Data records:
○ ○ ○

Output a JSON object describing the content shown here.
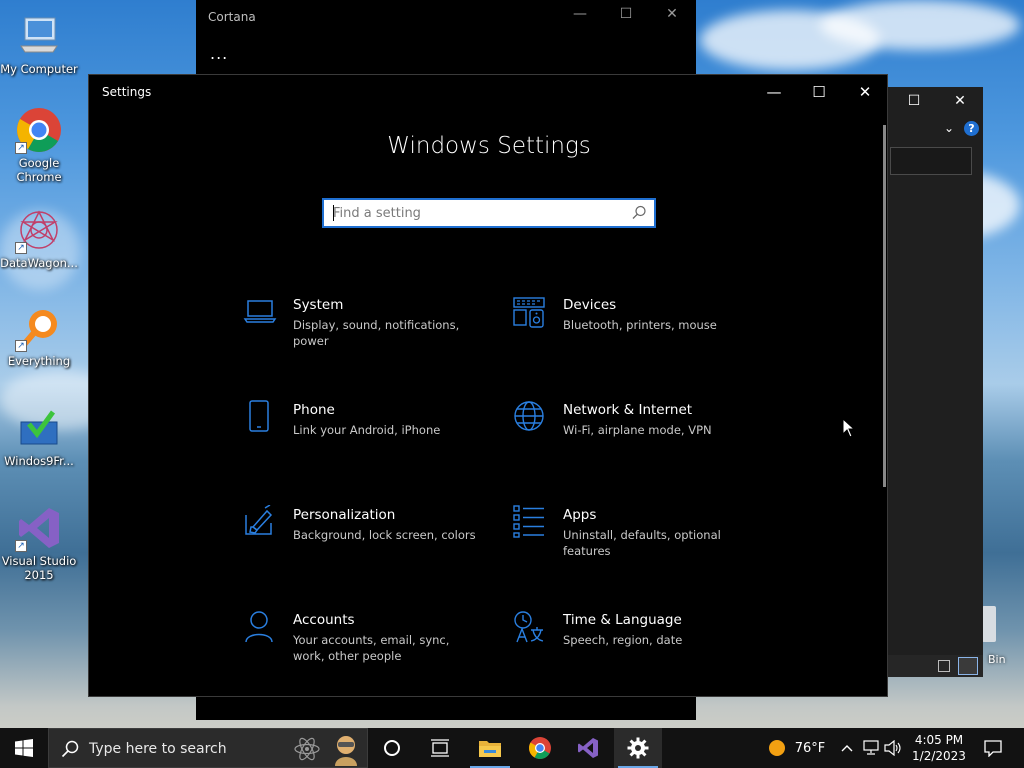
{
  "desktop": {
    "icons": [
      {
        "label": "My Computer"
      },
      {
        "label": "Google Chrome"
      },
      {
        "label": "DataWagon..."
      },
      {
        "label": "Everything"
      },
      {
        "label": "Windos9Fr..."
      },
      {
        "label": "Visual Studio 2015"
      }
    ],
    "recycle_label": "Bin"
  },
  "cortana": {
    "title": "Cortana",
    "more": "..."
  },
  "settings": {
    "window_title": "Settings",
    "heading": "Windows Settings",
    "search_placeholder": "Find a setting",
    "tiles": [
      {
        "name": "System",
        "desc": "Display, sound, notifications, power",
        "icon": "laptop-icon"
      },
      {
        "name": "Devices",
        "desc": "Bluetooth, printers, mouse",
        "icon": "devices-icon"
      },
      {
        "name": "Phone",
        "desc": "Link your Android, iPhone",
        "icon": "phone-icon"
      },
      {
        "name": "Network & Internet",
        "desc": "Wi-Fi, airplane mode, VPN",
        "icon": "globe-icon"
      },
      {
        "name": "Personalization",
        "desc": "Background, lock screen, colors",
        "icon": "paint-icon"
      },
      {
        "name": "Apps",
        "desc": "Uninstall, defaults, optional features",
        "icon": "apps-list-icon"
      },
      {
        "name": "Accounts",
        "desc": "Your accounts, email, sync, work, other people",
        "icon": "person-icon"
      },
      {
        "name": "Time & Language",
        "desc": "Speech, region, date",
        "icon": "time-language-icon"
      }
    ],
    "accent": "#1f6fd1",
    "icon_color": "#2a7fe0"
  },
  "taskbar": {
    "search_text": "Type here to search",
    "weather": "76°F",
    "time": "4:05 PM",
    "date": "1/2/2023"
  }
}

○ ○ ○

**Exercise description:** Working from the lines above, reproduce the material exactly and exclude its pictures.

**Answer to this task:**
Output a JSON object describing the content shown here.
{
  "desktop": {
    "icons": [
      {
        "label": "My Computer"
      },
      {
        "label": "Google Chrome"
      },
      {
        "label": "DataWagon..."
      },
      {
        "label": "Everything"
      },
      {
        "label": "Windos9Fr..."
      },
      {
        "label": "Visual Studio 2015"
      }
    ],
    "recycle_label": "Bin"
  },
  "cortana": {
    "title": "Cortana",
    "more": "..."
  },
  "settings": {
    "window_title": "Settings",
    "heading": "Windows Settings",
    "search_placeholder": "Find a setting",
    "tiles": [
      {
        "name": "System",
        "desc": "Display, sound, notifications, power",
        "icon": "laptop-icon"
      },
      {
        "name": "Devices",
        "desc": "Bluetooth, printers, mouse",
        "icon": "devices-icon"
      },
      {
        "name": "Phone",
        "desc": "Link your Android, iPhone",
        "icon": "phone-icon"
      },
      {
        "name": "Network & Internet",
        "desc": "Wi-Fi, airplane mode, VPN",
        "icon": "globe-icon"
      },
      {
        "name": "Personalization",
        "desc": "Background, lock screen, colors",
        "icon": "paint-icon"
      },
      {
        "name": "Apps",
        "desc": "Uninstall, defaults, optional features",
        "icon": "apps-list-icon"
      },
      {
        "name": "Accounts",
        "desc": "Your accounts, email, sync, work, other people",
        "icon": "person-icon"
      },
      {
        "name": "Time & Language",
        "desc": "Speech, region, date",
        "icon": "time-language-icon"
      }
    ],
    "accent": "#1f6fd1",
    "icon_color": "#2a7fe0"
  },
  "taskbar": {
    "search_text": "Type here to search",
    "weather": "76°F",
    "time": "4:05 PM",
    "date": "1/2/2023"
  }
}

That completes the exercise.